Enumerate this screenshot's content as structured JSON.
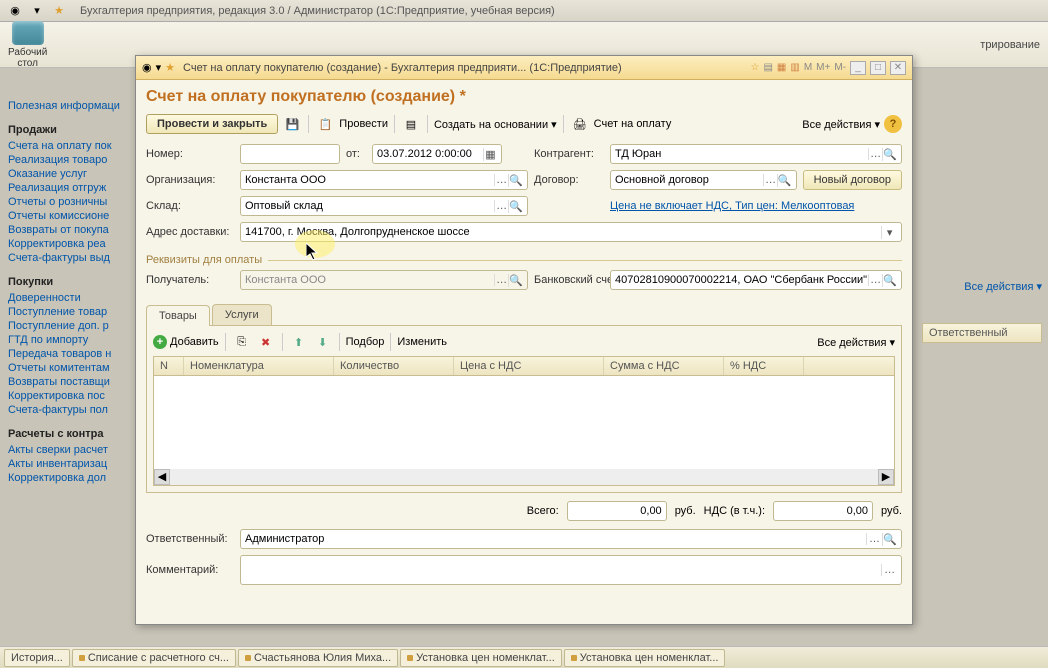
{
  "app_title": "Бухгалтерия предприятия, редакция 3.0 / Администратор    (1С:Предприятие, учебная версия)",
  "desktop": {
    "label": "Рабочий\nстол"
  },
  "admin_label": "трирование",
  "nav": {
    "info": "Полезная информаци",
    "sales": {
      "hdr": "Продажи",
      "items": [
        "Счета на оплату пок",
        "Реализация товаро",
        "Оказание услуг",
        "Реализация отгруж",
        "Отчеты о розничны",
        "Отчеты комиссионе",
        "Возвраты от покупа",
        "Корректировка реа",
        "Счета-фактуры выд"
      ]
    },
    "buy": {
      "hdr": "Покупки",
      "items": [
        "Доверенности",
        "Поступление товар",
        "Поступление доп. р",
        "ГТД по импорту",
        "Передача товаров н",
        "Отчеты комитентам",
        "Возвраты поставщи",
        "Корректировка пос",
        "Счета-фактуры пол"
      ]
    },
    "calc": {
      "hdr": "Расчеты с контра",
      "items": [
        "Акты сверки расчет",
        "Акты инвентаризац",
        "Корректировка дол"
      ]
    }
  },
  "modal": {
    "title": "Счет на оплату покупателю (создание) - Бухгалтерия предприяти...   (1С:Предприятие)",
    "doc_title": "Счет на оплату покупателю (создание) *",
    "cmd": {
      "main": "Провести и закрыть",
      "provesti": "Провести",
      "create_on": "Создать на основании",
      "invoice": "Счет на оплату",
      "all_actions": "Все действия"
    },
    "fields": {
      "number_lbl": "Номер:",
      "number_val": "",
      "ot_lbl": "от:",
      "date_val": "03.07.2012 0:00:00",
      "counterparty_lbl": "Контрагент:",
      "counterparty_val": "ТД Юран",
      "org_lbl": "Организация:",
      "org_val": "Константа ООО",
      "contract_lbl": "Договор:",
      "contract_val": "Основной договор",
      "new_contract": "Новый договор",
      "warehouse_lbl": "Склад:",
      "warehouse_val": "Оптовый склад",
      "price_link": "Цена не включает НДС, Тип цен: Мелкооптовая",
      "address_lbl": "Адрес доставки:",
      "address_val": "141700, г. Москва, Долгопрудненское шоссе",
      "requisites": "Реквизиты для оплаты",
      "recipient_lbl": "Получатель:",
      "recipient_val": "Константа ООО",
      "bank_lbl": "Банковский счет:",
      "bank_val": "40702810900070002214, ОАО \"Сбербанк России\"",
      "responsible_lbl": "Ответственный:",
      "responsible_val": "Администратор",
      "comment_lbl": "Комментарий:",
      "comment_val": ""
    },
    "tabs": {
      "goods": "Товары",
      "services": "Услуги"
    },
    "tbl_toolbar": {
      "add": "Добавить",
      "select": "Подбор",
      "edit": "Изменить",
      "all": "Все действия"
    },
    "grid_cols": [
      "N",
      "Номенклатура",
      "Количество",
      "Цена с НДС",
      "Сумма с НДС",
      "% НДС"
    ],
    "totals": {
      "total_lbl": "Всего:",
      "total_val": "0,00",
      "rub": "руб.",
      "nds_lbl": "НДС (в т.ч.):",
      "nds_val": "0,00"
    }
  },
  "right": {
    "all_actions": "Все действия",
    "col": "Ответственный"
  },
  "taskbar": {
    "history": "История...",
    "items": [
      "Списание с расчетного сч...",
      "Счастьянова Юлия Миха...",
      "Установка цен номенклат...",
      "Установка цен номенклат..."
    ]
  }
}
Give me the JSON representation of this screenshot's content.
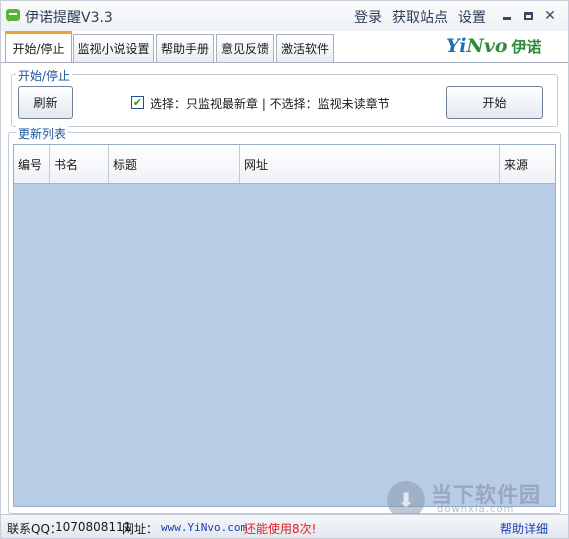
{
  "window": {
    "title": "伊诺提醒V3.3",
    "menu": [
      "登录",
      "获取站点",
      "设置"
    ]
  },
  "tabs": [
    {
      "label": "开始/停止",
      "active": true
    },
    {
      "label": "监视小说设置",
      "active": false
    },
    {
      "label": "帮助手册",
      "active": false
    },
    {
      "label": "意见反馈",
      "active": false
    },
    {
      "label": "激活软件",
      "active": false
    }
  ],
  "logo": {
    "brand_en_y": "Yi",
    "brand_en_rest": "Nvo",
    "brand_cn": "伊诺"
  },
  "control_group": {
    "title": "开始/停止",
    "refresh_label": "刷新",
    "checkbox_checked": true,
    "checkbox_label": "选择：只监视最新章  |  不选择：监视未读章节",
    "start_label": "开始"
  },
  "update_list": {
    "title": "更新列表",
    "columns": [
      "编号",
      "书名",
      "标题",
      "网址",
      "来源"
    ],
    "rows": []
  },
  "watermark": {
    "cn": "当下软件园",
    "en": "downxia.com"
  },
  "status": {
    "contact_label": "联系QQ：",
    "contact_qq": "1070808111",
    "site_label": "网址：",
    "site_url": "www.YiNvo.com",
    "remaining": "还能使用8次!",
    "help_link": "帮助详细"
  },
  "colors": {
    "accent_tab": "#f0a030",
    "table_bg": "#b9cce5",
    "link_blue": "#1a3fb0",
    "warning_red": "#e02020"
  }
}
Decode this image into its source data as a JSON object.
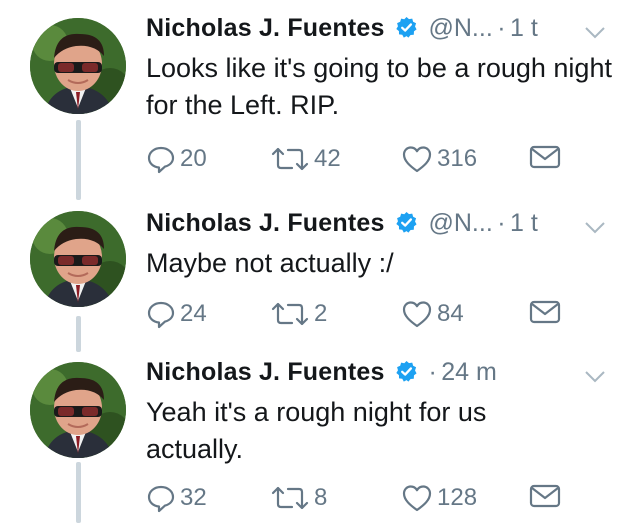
{
  "tweets": [
    {
      "name": "Nicholas J. Fuentes",
      "handle": "@N...",
      "dot": "·",
      "time": "1 t",
      "text": "Looks like it's going to be a rough night for the Left. RIP.",
      "replies": "20",
      "retweets": "42",
      "likes": "316"
    },
    {
      "name": "Nicholas J. Fuentes",
      "handle": "@N...",
      "dot": "·",
      "time": "1 t",
      "text": "Maybe not actually :/",
      "replies": "24",
      "retweets": "2",
      "likes": "84"
    },
    {
      "name": "Nicholas J. Fuentes",
      "handle": "",
      "dot": "·",
      "time": "24 m",
      "text": "Yeah it's a rough night for us actually.",
      "replies": "32",
      "retweets": "8",
      "likes": "128"
    }
  ],
  "colors": {
    "text": "#14171a",
    "secondary": "#657786",
    "verified": "#1da1f2",
    "thread_line": "#ccd6dd"
  },
  "icons": [
    "verified-badge-icon",
    "chevron-down-icon",
    "reply-icon",
    "retweet-icon",
    "like-icon",
    "message-icon"
  ]
}
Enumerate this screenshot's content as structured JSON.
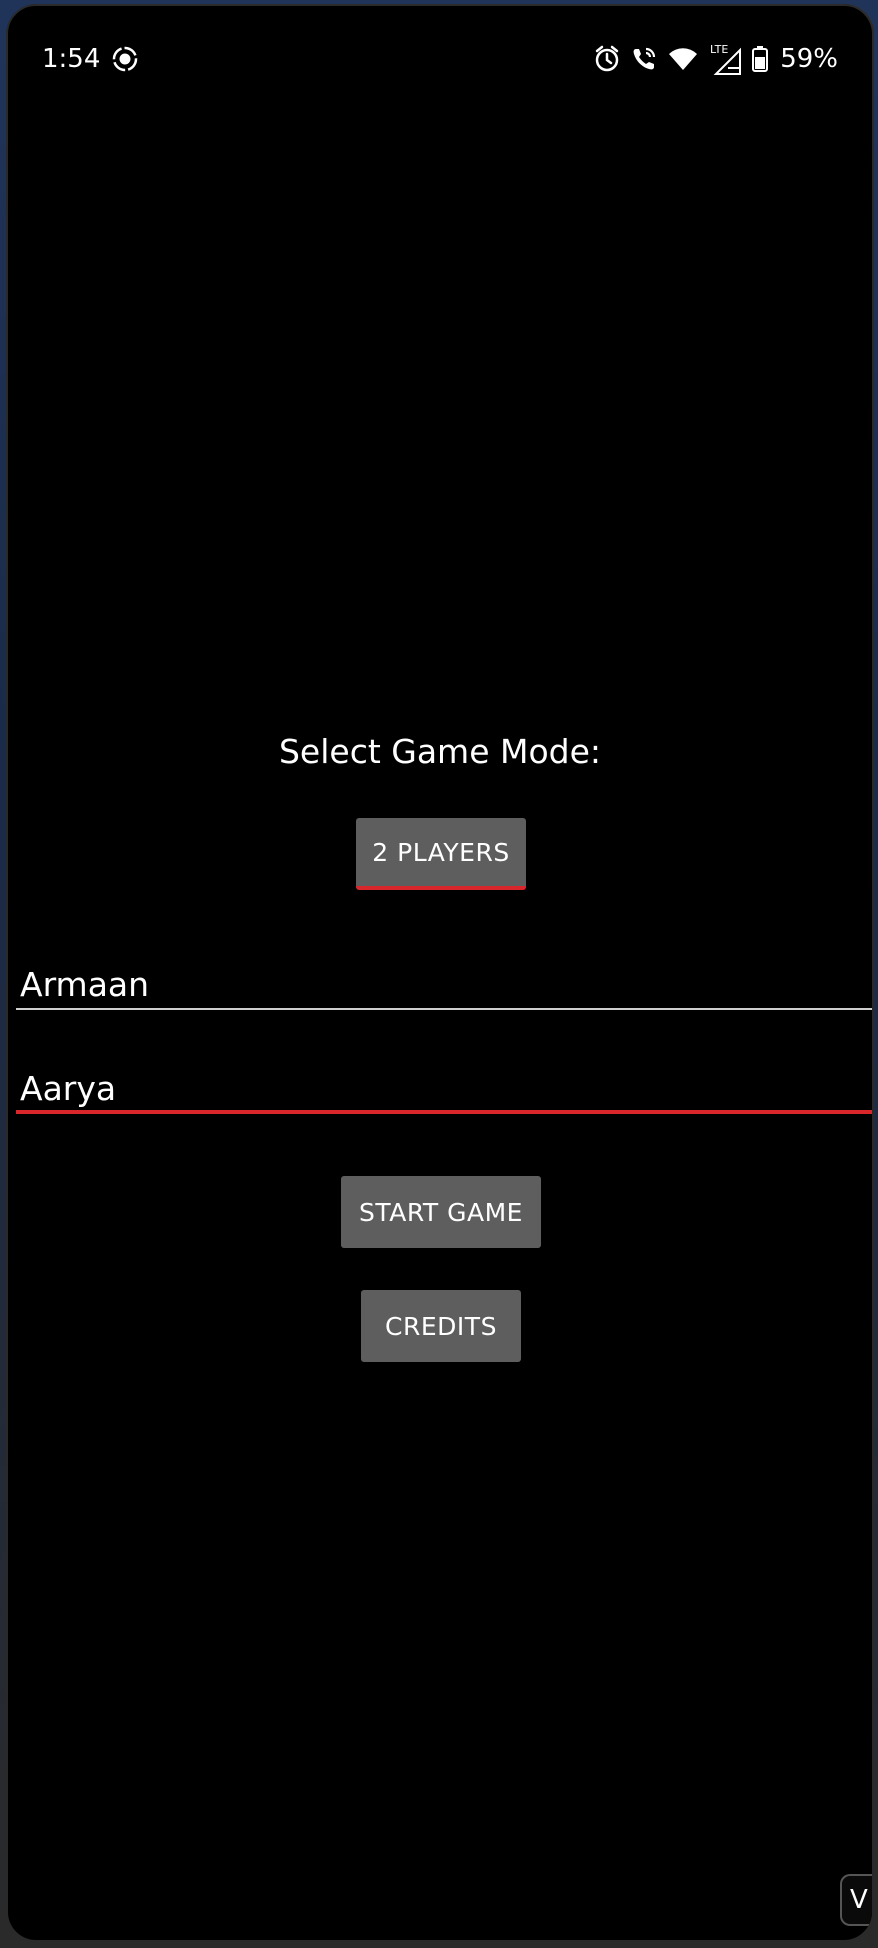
{
  "status_bar": {
    "time": "1:54",
    "network": "LTE",
    "battery": "59%",
    "icons": [
      "screen-record-icon",
      "alarm-icon",
      "wifi-calling-icon",
      "wifi-icon",
      "cellular-signal-icon",
      "battery-icon"
    ]
  },
  "game": {
    "mode_label": "Select Game Mode:",
    "mode_button": "2 PLAYERS",
    "player1_name": "Armaan",
    "player2_name": "Aarya",
    "start_button": "START GAME",
    "credits_button": "CREDITS"
  },
  "overlay": {
    "corner_tab_text": "V"
  },
  "colors": {
    "background": "#000000",
    "button": "#5e5e5e",
    "accent": "#d8262a",
    "text": "#ffffff"
  }
}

....

BRIEF: Read the data above and count the lines that include "Акты". Answer only with the count.

SOLUTION FOR THIS EXERCISE: 2